[DATA FOR THIS TASK]:

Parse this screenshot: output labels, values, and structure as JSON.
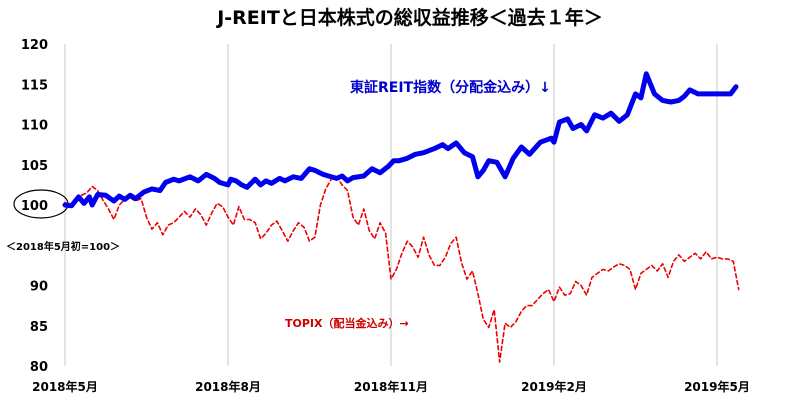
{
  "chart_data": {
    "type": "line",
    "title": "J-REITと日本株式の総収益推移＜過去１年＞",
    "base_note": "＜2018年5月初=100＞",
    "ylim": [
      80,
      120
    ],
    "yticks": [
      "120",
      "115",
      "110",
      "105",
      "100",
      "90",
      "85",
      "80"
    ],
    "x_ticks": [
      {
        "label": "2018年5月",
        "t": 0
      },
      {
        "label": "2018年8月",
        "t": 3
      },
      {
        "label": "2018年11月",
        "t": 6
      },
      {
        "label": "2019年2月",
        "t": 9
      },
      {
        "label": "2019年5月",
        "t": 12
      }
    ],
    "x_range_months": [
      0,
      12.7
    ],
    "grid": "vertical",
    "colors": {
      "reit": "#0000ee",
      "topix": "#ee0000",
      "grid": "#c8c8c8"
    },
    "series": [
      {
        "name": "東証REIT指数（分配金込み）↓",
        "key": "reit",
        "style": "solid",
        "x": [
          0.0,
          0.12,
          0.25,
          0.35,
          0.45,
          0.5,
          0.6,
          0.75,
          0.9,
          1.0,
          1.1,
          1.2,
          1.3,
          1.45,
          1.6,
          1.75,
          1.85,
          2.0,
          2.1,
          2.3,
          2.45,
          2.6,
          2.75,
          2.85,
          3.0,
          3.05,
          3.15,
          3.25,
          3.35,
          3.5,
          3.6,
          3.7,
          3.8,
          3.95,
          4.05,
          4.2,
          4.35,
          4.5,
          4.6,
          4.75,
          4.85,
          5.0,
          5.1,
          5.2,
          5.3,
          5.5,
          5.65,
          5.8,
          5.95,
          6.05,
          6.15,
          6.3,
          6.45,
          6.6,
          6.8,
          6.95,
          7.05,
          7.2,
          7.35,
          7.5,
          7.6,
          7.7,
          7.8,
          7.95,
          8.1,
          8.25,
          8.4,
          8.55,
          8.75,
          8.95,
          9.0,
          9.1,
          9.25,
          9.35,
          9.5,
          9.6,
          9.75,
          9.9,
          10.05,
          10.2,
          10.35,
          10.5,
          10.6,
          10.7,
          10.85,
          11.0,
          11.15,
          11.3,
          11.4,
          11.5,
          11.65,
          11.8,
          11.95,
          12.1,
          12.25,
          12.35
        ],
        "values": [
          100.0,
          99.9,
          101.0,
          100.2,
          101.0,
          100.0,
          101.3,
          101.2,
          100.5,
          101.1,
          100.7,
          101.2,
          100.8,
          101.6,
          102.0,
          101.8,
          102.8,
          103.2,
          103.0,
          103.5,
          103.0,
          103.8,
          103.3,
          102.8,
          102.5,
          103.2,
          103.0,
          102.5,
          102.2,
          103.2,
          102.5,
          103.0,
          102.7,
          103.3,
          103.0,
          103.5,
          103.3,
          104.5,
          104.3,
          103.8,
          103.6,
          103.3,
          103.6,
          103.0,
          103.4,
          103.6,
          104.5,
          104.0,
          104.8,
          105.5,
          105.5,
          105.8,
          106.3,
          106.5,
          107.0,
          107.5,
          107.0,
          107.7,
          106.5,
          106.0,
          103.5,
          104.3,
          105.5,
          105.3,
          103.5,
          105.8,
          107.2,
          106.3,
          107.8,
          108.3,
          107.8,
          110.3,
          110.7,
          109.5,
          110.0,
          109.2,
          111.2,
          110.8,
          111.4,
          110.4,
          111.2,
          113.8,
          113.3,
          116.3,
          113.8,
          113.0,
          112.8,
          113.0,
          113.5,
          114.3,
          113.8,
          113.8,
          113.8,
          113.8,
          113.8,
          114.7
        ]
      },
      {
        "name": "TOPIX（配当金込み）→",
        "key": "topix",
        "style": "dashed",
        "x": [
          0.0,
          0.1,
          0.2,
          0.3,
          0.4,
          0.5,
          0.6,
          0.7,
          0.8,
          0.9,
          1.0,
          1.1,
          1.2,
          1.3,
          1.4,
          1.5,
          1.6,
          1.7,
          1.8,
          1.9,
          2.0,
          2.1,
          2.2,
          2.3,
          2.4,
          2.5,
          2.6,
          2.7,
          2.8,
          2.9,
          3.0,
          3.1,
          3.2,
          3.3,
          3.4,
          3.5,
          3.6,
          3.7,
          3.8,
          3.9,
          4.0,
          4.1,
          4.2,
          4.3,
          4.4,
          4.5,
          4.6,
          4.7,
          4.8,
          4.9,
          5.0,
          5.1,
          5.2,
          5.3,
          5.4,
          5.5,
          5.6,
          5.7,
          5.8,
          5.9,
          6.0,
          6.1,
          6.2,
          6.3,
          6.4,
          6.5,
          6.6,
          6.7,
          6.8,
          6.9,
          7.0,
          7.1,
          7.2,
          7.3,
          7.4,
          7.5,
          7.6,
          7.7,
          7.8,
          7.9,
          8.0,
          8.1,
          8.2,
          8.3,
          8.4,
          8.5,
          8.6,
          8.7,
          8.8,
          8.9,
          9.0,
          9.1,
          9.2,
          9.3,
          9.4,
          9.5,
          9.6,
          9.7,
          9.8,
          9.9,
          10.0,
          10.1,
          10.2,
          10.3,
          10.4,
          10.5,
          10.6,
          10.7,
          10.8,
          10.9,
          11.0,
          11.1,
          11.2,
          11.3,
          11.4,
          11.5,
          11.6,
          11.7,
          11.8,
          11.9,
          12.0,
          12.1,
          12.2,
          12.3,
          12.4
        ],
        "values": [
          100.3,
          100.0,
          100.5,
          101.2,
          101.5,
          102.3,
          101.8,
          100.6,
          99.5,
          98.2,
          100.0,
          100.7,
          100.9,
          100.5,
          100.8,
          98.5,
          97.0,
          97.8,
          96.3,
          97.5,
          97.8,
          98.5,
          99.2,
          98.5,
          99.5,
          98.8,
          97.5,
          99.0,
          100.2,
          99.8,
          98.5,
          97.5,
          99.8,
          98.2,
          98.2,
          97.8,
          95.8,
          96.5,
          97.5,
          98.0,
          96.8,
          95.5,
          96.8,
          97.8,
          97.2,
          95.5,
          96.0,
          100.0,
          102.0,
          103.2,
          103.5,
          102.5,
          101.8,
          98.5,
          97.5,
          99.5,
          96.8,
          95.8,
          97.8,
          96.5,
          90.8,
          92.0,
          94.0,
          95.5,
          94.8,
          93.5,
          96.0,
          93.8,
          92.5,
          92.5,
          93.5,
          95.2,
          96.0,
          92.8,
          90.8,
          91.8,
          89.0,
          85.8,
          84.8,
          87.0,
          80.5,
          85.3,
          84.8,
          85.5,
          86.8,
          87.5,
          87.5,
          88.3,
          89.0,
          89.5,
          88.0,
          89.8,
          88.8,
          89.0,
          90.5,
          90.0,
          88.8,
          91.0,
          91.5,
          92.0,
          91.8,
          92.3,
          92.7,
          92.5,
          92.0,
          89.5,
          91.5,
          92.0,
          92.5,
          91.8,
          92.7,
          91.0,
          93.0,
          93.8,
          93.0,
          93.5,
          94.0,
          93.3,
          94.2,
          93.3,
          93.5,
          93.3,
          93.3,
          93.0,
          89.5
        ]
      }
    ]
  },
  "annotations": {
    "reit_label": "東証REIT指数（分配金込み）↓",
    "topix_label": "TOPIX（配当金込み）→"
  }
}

[INSTRUCTIONS FOR THE TASK]:
Without the pictures, restate all of the entries above verbatim.

[SOLVED EXERCISE]:
Parse this screenshot: output labels, values, and structure as JSON.
{
  "chart_data": {
    "type": "line",
    "title": "J-REITと日本株式の総収益推移＜過去１年＞",
    "base_note": "＜2018年5月初=100＞",
    "ylim": [
      80,
      120
    ],
    "yticks": [
      "120",
      "115",
      "110",
      "105",
      "100",
      "90",
      "85",
      "80"
    ],
    "x_ticks": [
      {
        "label": "2018年5月",
        "t": 0
      },
      {
        "label": "2018年8月",
        "t": 3
      },
      {
        "label": "2018年11月",
        "t": 6
      },
      {
        "label": "2019年2月",
        "t": 9
      },
      {
        "label": "2019年5月",
        "t": 12
      }
    ],
    "x_range_months": [
      0,
      12.7
    ],
    "grid": "vertical",
    "colors": {
      "reit": "#0000ee",
      "topix": "#ee0000",
      "grid": "#c8c8c8"
    },
    "series": [
      {
        "name": "東証REIT指数（分配金込み）↓",
        "key": "reit",
        "style": "solid",
        "x": [
          0.0,
          0.12,
          0.25,
          0.35,
          0.45,
          0.5,
          0.6,
          0.75,
          0.9,
          1.0,
          1.1,
          1.2,
          1.3,
          1.45,
          1.6,
          1.75,
          1.85,
          2.0,
          2.1,
          2.3,
          2.45,
          2.6,
          2.75,
          2.85,
          3.0,
          3.05,
          3.15,
          3.25,
          3.35,
          3.5,
          3.6,
          3.7,
          3.8,
          3.95,
          4.05,
          4.2,
          4.35,
          4.5,
          4.6,
          4.75,
          4.85,
          5.0,
          5.1,
          5.2,
          5.3,
          5.5,
          5.65,
          5.8,
          5.95,
          6.05,
          6.15,
          6.3,
          6.45,
          6.6,
          6.8,
          6.95,
          7.05,
          7.2,
          7.35,
          7.5,
          7.6,
          7.7,
          7.8,
          7.95,
          8.1,
          8.25,
          8.4,
          8.55,
          8.75,
          8.95,
          9.0,
          9.1,
          9.25,
          9.35,
          9.5,
          9.6,
          9.75,
          9.9,
          10.05,
          10.2,
          10.35,
          10.5,
          10.6,
          10.7,
          10.85,
          11.0,
          11.15,
          11.3,
          11.4,
          11.5,
          11.65,
          11.8,
          11.95,
          12.1,
          12.25,
          12.35
        ],
        "values": [
          100.0,
          99.9,
          101.0,
          100.2,
          101.0,
          100.0,
          101.3,
          101.2,
          100.5,
          101.1,
          100.7,
          101.2,
          100.8,
          101.6,
          102.0,
          101.8,
          102.8,
          103.2,
          103.0,
          103.5,
          103.0,
          103.8,
          103.3,
          102.8,
          102.5,
          103.2,
          103.0,
          102.5,
          102.2,
          103.2,
          102.5,
          103.0,
          102.7,
          103.3,
          103.0,
          103.5,
          103.3,
          104.5,
          104.3,
          103.8,
          103.6,
          103.3,
          103.6,
          103.0,
          103.4,
          103.6,
          104.5,
          104.0,
          104.8,
          105.5,
          105.5,
          105.8,
          106.3,
          106.5,
          107.0,
          107.5,
          107.0,
          107.7,
          106.5,
          106.0,
          103.5,
          104.3,
          105.5,
          105.3,
          103.5,
          105.8,
          107.2,
          106.3,
          107.8,
          108.3,
          107.8,
          110.3,
          110.7,
          109.5,
          110.0,
          109.2,
          111.2,
          110.8,
          111.4,
          110.4,
          111.2,
          113.8,
          113.3,
          116.3,
          113.8,
          113.0,
          112.8,
          113.0,
          113.5,
          114.3,
          113.8,
          113.8,
          113.8,
          113.8,
          113.8,
          114.7
        ]
      },
      {
        "name": "TOPIX（配当金込み）→",
        "key": "topix",
        "style": "dashed",
        "x": [
          0.0,
          0.1,
          0.2,
          0.3,
          0.4,
          0.5,
          0.6,
          0.7,
          0.8,
          0.9,
          1.0,
          1.1,
          1.2,
          1.3,
          1.4,
          1.5,
          1.6,
          1.7,
          1.8,
          1.9,
          2.0,
          2.1,
          2.2,
          2.3,
          2.4,
          2.5,
          2.6,
          2.7,
          2.8,
          2.9,
          3.0,
          3.1,
          3.2,
          3.3,
          3.4,
          3.5,
          3.6,
          3.7,
          3.8,
          3.9,
          4.0,
          4.1,
          4.2,
          4.3,
          4.4,
          4.5,
          4.6,
          4.7,
          4.8,
          4.9,
          5.0,
          5.1,
          5.2,
          5.3,
          5.4,
          5.5,
          5.6,
          5.7,
          5.8,
          5.9,
          6.0,
          6.1,
          6.2,
          6.3,
          6.4,
          6.5,
          6.6,
          6.7,
          6.8,
          6.9,
          7.0,
          7.1,
          7.2,
          7.3,
          7.4,
          7.5,
          7.6,
          7.7,
          7.8,
          7.9,
          8.0,
          8.1,
          8.2,
          8.3,
          8.4,
          8.5,
          8.6,
          8.7,
          8.8,
          8.9,
          9.0,
          9.1,
          9.2,
          9.3,
          9.4,
          9.5,
          9.6,
          9.7,
          9.8,
          9.9,
          10.0,
          10.1,
          10.2,
          10.3,
          10.4,
          10.5,
          10.6,
          10.7,
          10.8,
          10.9,
          11.0,
          11.1,
          11.2,
          11.3,
          11.4,
          11.5,
          11.6,
          11.7,
          11.8,
          11.9,
          12.0,
          12.1,
          12.2,
          12.3,
          12.4
        ],
        "values": [
          100.3,
          100.0,
          100.5,
          101.2,
          101.5,
          102.3,
          101.8,
          100.6,
          99.5,
          98.2,
          100.0,
          100.7,
          100.9,
          100.5,
          100.8,
          98.5,
          97.0,
          97.8,
          96.3,
          97.5,
          97.8,
          98.5,
          99.2,
          98.5,
          99.5,
          98.8,
          97.5,
          99.0,
          100.2,
          99.8,
          98.5,
          97.5,
          99.8,
          98.2,
          98.2,
          97.8,
          95.8,
          96.5,
          97.5,
          98.0,
          96.8,
          95.5,
          96.8,
          97.8,
          97.2,
          95.5,
          96.0,
          100.0,
          102.0,
          103.2,
          103.5,
          102.5,
          101.8,
          98.5,
          97.5,
          99.5,
          96.8,
          95.8,
          97.8,
          96.5,
          90.8,
          92.0,
          94.0,
          95.5,
          94.8,
          93.5,
          96.0,
          93.8,
          92.5,
          92.5,
          93.5,
          95.2,
          96.0,
          92.8,
          90.8,
          91.8,
          89.0,
          85.8,
          84.8,
          87.0,
          80.5,
          85.3,
          84.8,
          85.5,
          86.8,
          87.5,
          87.5,
          88.3,
          89.0,
          89.5,
          88.0,
          89.8,
          88.8,
          89.0,
          90.5,
          90.0,
          88.8,
          91.0,
          91.5,
          92.0,
          91.8,
          92.3,
          92.7,
          92.5,
          92.0,
          89.5,
          91.5,
          92.0,
          92.5,
          91.8,
          92.7,
          91.0,
          93.0,
          93.8,
          93.0,
          93.5,
          94.0,
          93.3,
          94.2,
          93.3,
          93.5,
          93.3,
          93.3,
          93.0,
          89.5
        ]
      }
    ]
  },
  "annotations": {
    "reit_label": "東証REIT指数（分配金込み）↓",
    "topix_label": "TOPIX（配当金込み）→"
  }
}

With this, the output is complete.